TO BE DONE => Type out the data exactly as given. Skip any image.

Rows from a figure dataset =>
>>>>

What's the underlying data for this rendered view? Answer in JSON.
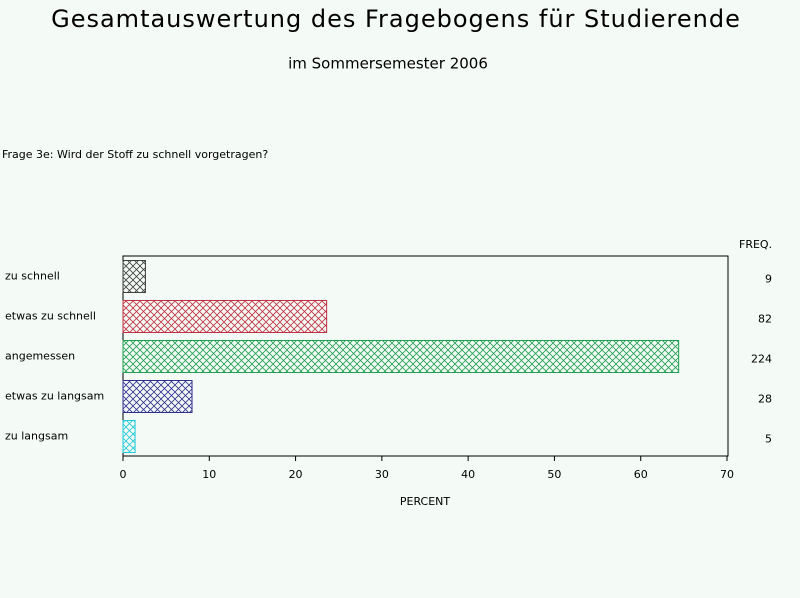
{
  "chart_data": {
    "type": "bar",
    "title": "Gesamtauswertung des Fragebogens für Studierende",
    "subtitle": "im Sommersemester 2006",
    "question": "Frage 3e: Wird der Stoff zu schnell vorgetragen?",
    "categories": [
      "zu schnell",
      "etwas zu schnell",
      "angemessen",
      "etwas zu langsam",
      "zu langsam"
    ],
    "values": [
      2.6,
      23.6,
      64.4,
      8.0,
      1.4
    ],
    "colors": [
      "#404040",
      "#c03040",
      "#20a050",
      "#303090",
      "#20c8d8"
    ],
    "freq_label": "FREQ.",
    "freq": [
      9,
      82,
      224,
      28,
      5
    ],
    "xlabel": "PERCENT",
    "xlim": [
      0,
      70
    ],
    "xticks": [
      0,
      10,
      20,
      30,
      40,
      50,
      60,
      70
    ]
  }
}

<<<<

FINISHED TASK =>
What's the underlying data for this rendered view? Answer in JSON.
{
  "chart_data": {
    "type": "bar",
    "title": "Gesamtauswertung des Fragebogens für Studierende",
    "subtitle": "im Sommersemester 2006",
    "question": "Frage 3e: Wird der Stoff zu schnell vorgetragen?",
    "categories": [
      "zu schnell",
      "etwas zu schnell",
      "angemessen",
      "etwas zu langsam",
      "zu langsam"
    ],
    "values": [
      2.6,
      23.6,
      64.4,
      8.0,
      1.4
    ],
    "colors": [
      "#404040",
      "#c03040",
      "#20a050",
      "#303090",
      "#20c8d8"
    ],
    "freq_label": "FREQ.",
    "freq": [
      9,
      82,
      224,
      28,
      5
    ],
    "xlabel": "PERCENT",
    "xlim": [
      0,
      70
    ],
    "xticks": [
      0,
      10,
      20,
      30,
      40,
      50,
      60,
      70
    ]
  }
}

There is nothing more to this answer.